== Text shown ==
China’s WTO entry also created what economists now call the “China shock”: a rapid displacement of manufacturing employment in the United States and other developed economies that was larger and more persistent than the economic models had predicted. Researchers David Autor, David Dorn, and Gordon Hanson documented in a landmark 2013 paper that roughly 2 to 2.4 million American manufacturing jobs were lost in the decade following China’s WTO accession, concentrated in specific communities and regions that had no comparable alternative employment available. The macroeconomic models showed net aggregate gains; the people in those communities experienced net losses. That gap between GDP figures and lived economic experience became one of the defining political fault lines of the 2010s, generating a backlash against globalization that neither major party had adequately anticipated or prepared for.


The 2008 Crack in the Consensus

The financial crisis of 2008 is often narrated as a story about mortgage fraud, reckless banks, and regulatory failure. All of those elements were present and real. But at a deeper level, the crisis was a stress test for the neoliberal consensus itself, and the consensus failed a significant portion of that test.

The deregulation of financial markets, pursued aggressively in the United States from the late 1970s onward and exported through the Washington Consensus framework to much of the world, had created a system of extraordinary complexity and extraordinary fragility. Financial instruments were layered upon financial instruments, structured products were packaged into other structured products, and the whole edifice was held together by credit ratings that assumed housing prices would never decline nationally at the same time. When they did, the unwinding cascaded through the global financial system with a speed and breadth that regulators had confidently assumed was impossible.

The crisis did not end the neoliberal consensus, but it cracked it in ways that proved permanent. Governments that had been told for two decades that state intervention in markets was inefficient and counterproductive found themselves nationalizing banks, guaranteeing financial institutions against failure, and deploying Keynesian stimulus on a scale not seen since the New Deal. The intellectual whiplash was significant. The political consequences would take a decade to fully materialize, but when they arrived, in the form of populist movements on both left and right that rejected the globalization consensus, they drew on a reservoir of grievance that the 2008 crisis had filled and that no subsequent recovery had adequately drained.


For the Classroom

“Is free trade actually good?”
It’s one of the most important questions students can ask, and it deserves a real answer rather than a party-line one. The concept of free trade, reducing barriers so that goods and services flow to where they can be produced most efficiently, genuinely does create economic growth and lower prices. The question worth pressing is: free trade on whose terms, written by whom, and with what provisions for the people displaced in the transition? Those are political questions, not economic ones, and they’re the questions that explain why “free trade” became a flashpoint in American politics rather than a consensus good.

“Why didn’t China become a democracy?”
Because the Chinese Communist Party drew the correct lesson from the Soviet collapse: economic liberalization without political control is a path to regime change. The party chose to pursue one without the other, and built the surveillance and information management infrastructure to make that combination sustainable. Students who understand that answer are better equipped to evaluate current U.S.-China tensions than those who frame it simply as a story of good guys and bad guys.

“Why are there so many former factory towns that never recovered?”
The China shock is a real and well-documented phenomenon, not a political talking point. The economic models that predicted net gains from trade liberalization were correct at the aggregate level and wrong at the community level. The gains were widely distributed and invisible; the losses were geographically concentrated and devastating. That asymmetry is one of the central failures of the globalization era, and it’s one that neither political party has fully reckoned with.
===
== Available data ==
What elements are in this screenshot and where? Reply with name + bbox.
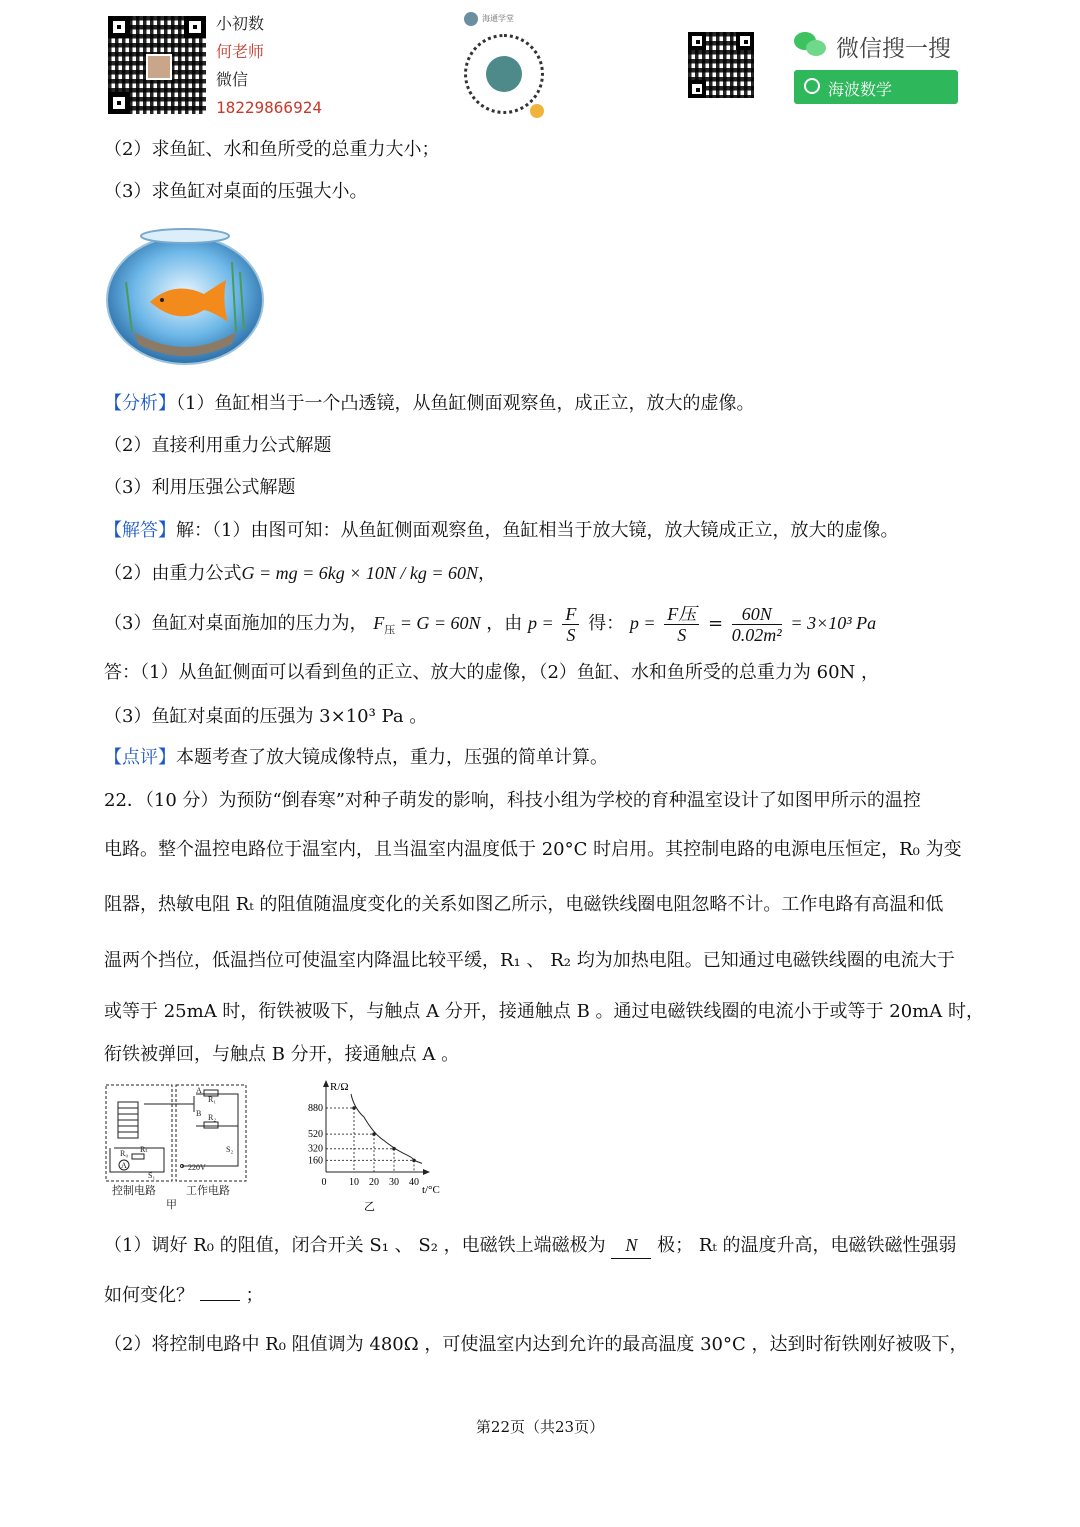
===
Please rewrite the globalization text from "The crisis did" to "had adequately drained.", putting "ideological whiplash" in place of "intellectual whiplash".

**Completed exercise**.
The crisis did not end the neoliberal consensus, but it cracked it in ways that proved permanent. Governments that had been told for two decades that state intervention in markets was inefficient and counterproductive found themselves nationalizing banks, guaranteeing financial institutions against failure, and deploying Keynesian stimulus on a scale not seen since the New Deal. The ideological whiplash was significant. The political consequences would take a decade to fully materialize, but when they arrived, in the form of populist movements on both left and right that rejected the globalization consensus, they drew on a reservoir of grievance that the 2008 crisis had filled and that no subsequent recovery had adequately drained.